→ **Exercise aim**:
An exact copy of every record is needed.

→ **Data listing**:
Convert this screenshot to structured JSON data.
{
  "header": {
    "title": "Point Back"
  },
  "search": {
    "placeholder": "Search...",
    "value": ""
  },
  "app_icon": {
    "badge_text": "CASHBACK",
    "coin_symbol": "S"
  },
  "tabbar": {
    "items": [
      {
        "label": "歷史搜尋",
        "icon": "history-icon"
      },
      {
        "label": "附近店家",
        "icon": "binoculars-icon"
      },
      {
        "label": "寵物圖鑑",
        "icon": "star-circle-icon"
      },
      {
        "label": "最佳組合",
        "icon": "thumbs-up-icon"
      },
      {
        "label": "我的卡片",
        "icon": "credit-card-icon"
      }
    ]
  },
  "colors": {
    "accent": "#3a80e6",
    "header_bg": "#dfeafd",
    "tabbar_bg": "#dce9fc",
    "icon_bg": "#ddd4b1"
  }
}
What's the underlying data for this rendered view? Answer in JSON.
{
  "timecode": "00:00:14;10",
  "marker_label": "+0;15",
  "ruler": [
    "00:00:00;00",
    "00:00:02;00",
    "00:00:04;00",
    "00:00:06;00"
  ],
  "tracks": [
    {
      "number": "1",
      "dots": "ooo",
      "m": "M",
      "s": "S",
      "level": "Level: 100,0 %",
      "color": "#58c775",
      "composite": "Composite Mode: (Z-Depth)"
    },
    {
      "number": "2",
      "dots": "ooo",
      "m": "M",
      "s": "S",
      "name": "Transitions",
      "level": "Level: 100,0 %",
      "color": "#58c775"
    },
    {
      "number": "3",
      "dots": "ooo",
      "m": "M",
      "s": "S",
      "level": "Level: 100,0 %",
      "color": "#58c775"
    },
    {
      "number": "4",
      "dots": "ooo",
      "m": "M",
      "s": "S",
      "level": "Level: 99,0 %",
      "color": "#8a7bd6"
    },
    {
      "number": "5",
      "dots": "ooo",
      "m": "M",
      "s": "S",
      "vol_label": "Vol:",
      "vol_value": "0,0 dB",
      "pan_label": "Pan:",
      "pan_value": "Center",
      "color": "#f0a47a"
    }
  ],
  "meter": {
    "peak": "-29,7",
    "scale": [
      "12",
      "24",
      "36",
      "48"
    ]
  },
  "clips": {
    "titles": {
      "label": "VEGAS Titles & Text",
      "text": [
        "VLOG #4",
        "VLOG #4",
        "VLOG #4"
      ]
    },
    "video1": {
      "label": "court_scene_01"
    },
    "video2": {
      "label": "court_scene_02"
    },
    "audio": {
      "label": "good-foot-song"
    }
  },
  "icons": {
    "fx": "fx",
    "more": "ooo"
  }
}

→ **Worked solution**:
Convert this screenshot to structured JSON data.
{
  "header": {
    "title": "Point Back"
  },
  "search": {
    "placeholder": "Search...",
    "value": ""
  },
  "app_icon": {
    "badge_text": "CASHBACK",
    "coin_symbol": "S"
  },
  "tabbar": {
    "items": [
      {
        "label": "歷史搜尋",
        "icon": "history-icon"
      },
      {
        "label": "附近店家",
        "icon": "binoculars-icon"
      },
      {
        "label": "寵物圖鑑",
        "icon": "star-circle-icon"
      },
      {
        "label": "最佳組合",
        "icon": "thumbs-up-icon"
      },
      {
        "label": "我的卡片",
        "icon": "credit-card-icon"
      }
    ]
  },
  "colors": {
    "accent": "#3a80e6",
    "header_bg": "#dfeafd",
    "tabbar_bg": "#dce9fc",
    "icon_bg": "#ddd4b1"
  }
}
What's the underlying data for this rendered view? Answer in JSON.
{
  "timecode": "00:00:14;10",
  "marker_label": "+0;15",
  "ruler": [
    "00:00:00;00",
    "00:00:02;00",
    "00:00:04;00",
    "00:00:06;00"
  ],
  "tracks": [
    {
      "number": "1",
      "dots": "ooo",
      "m": "M",
      "s": "S",
      "level": "Level: 100,0 %",
      "color": "#58c775",
      "composite": "Composite Mode: (Z-Depth)"
    },
    {
      "number": "2",
      "dots": "ooo",
      "m": "M",
      "s": "S",
      "name": "Transitions",
      "level": "Level: 100,0 %",
      "color": "#58c775"
    },
    {
      "number": "3",
      "dots": "ooo",
      "m": "M",
      "s": "S",
      "level": "Level: 100,0 %",
      "color": "#58c775"
    },
    {
      "number": "4",
      "dots": "ooo",
      "m": "M",
      "s": "S",
      "level": "Level: 99,0 %",
      "color": "#8a7bd6"
    },
    {
      "number": "5",
      "dots": "ooo",
      "m": "M",
      "s": "S",
      "vol_label": "Vol:",
      "vol_value": "0,0 dB",
      "pan_label": "Pan:",
      "pan_value": "Center",
      "color": "#f0a47a"
    }
  ],
  "meter": {
    "peak": "-29,7",
    "scale": [
      "12",
      "24",
      "36",
      "48"
    ]
  },
  "clips": {
    "titles": {
      "label": "VEGAS Titles & Text",
      "text": [
        "VLOG #4",
        "VLOG #4",
        "VLOG #4"
      ]
    },
    "video1": {
      "label": "court_scene_01"
    },
    "video2": {
      "label": "court_scene_02"
    },
    "audio": {
      "label": "good-foot-song"
    }
  },
  "icons": {
    "fx": "fx",
    "more": "ooo"
  }
}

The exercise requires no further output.